(Saved data entries)
* * * * *

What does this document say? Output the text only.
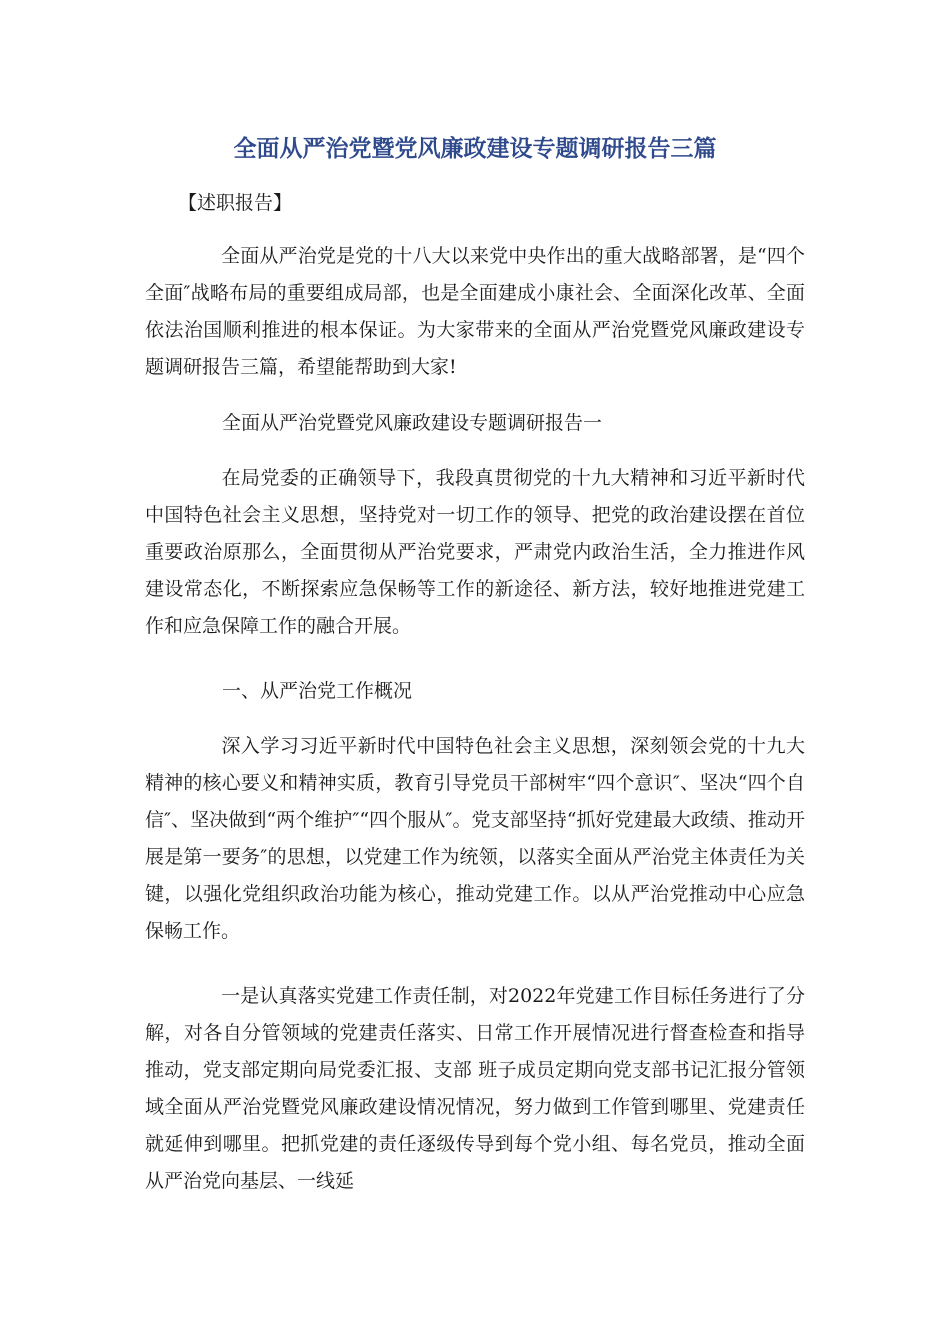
全面从严治党暨党风廉政建设专题调研报告三篇

【述职报告】

全面从严治党是党的十八大以来党中央作出的重大战略部署，是“四个全面″战略布局的重要组成局部，也是全面建成小康社会、全面深化改革、全面依法治国顺利推进的根本保证。为大家带来的全面从严治党暨党风廉政建设专题调研报告三篇，希望能帮助到大家!

全面从严治党暨党风廉政建设专题调研报告一

在局党委的正确领导下，我段真贯彻党的十九大精神和习近平新时代中国特色社会主义思想，坚持党对一切工作的领导、把党的政治建设摆在首位重要政治原那么，全面贯彻从严治党要求，严肃党内政治生活，全力推进作风建设常态化，不断探索应急保畅等工作的新途径、新方法，较好地推进党建工作和应急保障工作的融合开展。

一、从严治党工作概况

深入学习习近平新时代中国特色社会主义思想，深刻领会党的十九大精神的核心要义和精神实质，教育引导党员干部树牢“四个意识″、坚决“四个自信″、坚决做到“两个维护″“四个服从″。党支部坚持“抓好党建最大政绩、推动开展是第一要务″的思想，以党建工作为统领，以落实全面从严治党主体责任为关键，以强化党组织政治功能为核心，推动党建工作。以从严治党推动中心应急保畅工作。

一是认真落实党建工作责任制，对2022年党建工作目标任务进行了分解，对各自分管领域的党建责任落实、日常工作开展情况进行督查检查和指导推动，党支部定期向局党委汇报、支部 班子成员定期向党支部书记汇报分管领域全面从严治党暨党风廉政建设情况情况，努力做到工作管到哪里、党建责任就延伸到哪里。把抓党建的责任逐级传导到每个党小组、每名党员，推动全面从严治党向基层、一线延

* * * * *

Short exercise:
Omit the pictures. Output every record above word for word.

Final result:
What does this document say? Output the text only.
全面从严治党暨党风廉政建设专题调研报告三篇

【述职报告】

全面从严治党是党的十八大以来党中央作出的重大战略部署，是“四个全面″战略布局的重要组成局部，也是全面建成小康社会、全面深化改革、全面依法治国顺利推进的根本保证。为大家带来的全面从严治党暨党风廉政建设专题调研报告三篇，希望能帮助到大家!

全面从严治党暨党风廉政建设专题调研报告一

在局党委的正确领导下，我段真贯彻党的十九大精神和习近平新时代中国特色社会主义思想，坚持党对一切工作的领导、把党的政治建设摆在首位重要政治原那么，全面贯彻从严治党要求，严肃党内政治生活，全力推进作风建设常态化，不断探索应急保畅等工作的新途径、新方法，较好地推进党建工作和应急保障工作的融合开展。

一、从严治党工作概况

深入学习习近平新时代中国特色社会主义思想，深刻领会党的十九大精神的核心要义和精神实质，教育引导党员干部树牢“四个意识″、坚决“四个自信″、坚决做到“两个维护″“四个服从″。党支部坚持“抓好党建最大政绩、推动开展是第一要务″的思想，以党建工作为统领，以落实全面从严治党主体责任为关键，以强化党组织政治功能为核心，推动党建工作。以从严治党推动中心应急保畅工作。

一是认真落实党建工作责任制，对2022年党建工作目标任务进行了分解，对各自分管领域的党建责任落实、日常工作开展情况进行督查检查和指导推动，党支部定期向局党委汇报、支部 班子成员定期向党支部书记汇报分管领域全面从严治党暨党风廉政建设情况情况，努力做到工作管到哪里、党建责任就延伸到哪里。把抓党建的责任逐级传导到每个党小组、每名党员，推动全面从严治党向基层、一线延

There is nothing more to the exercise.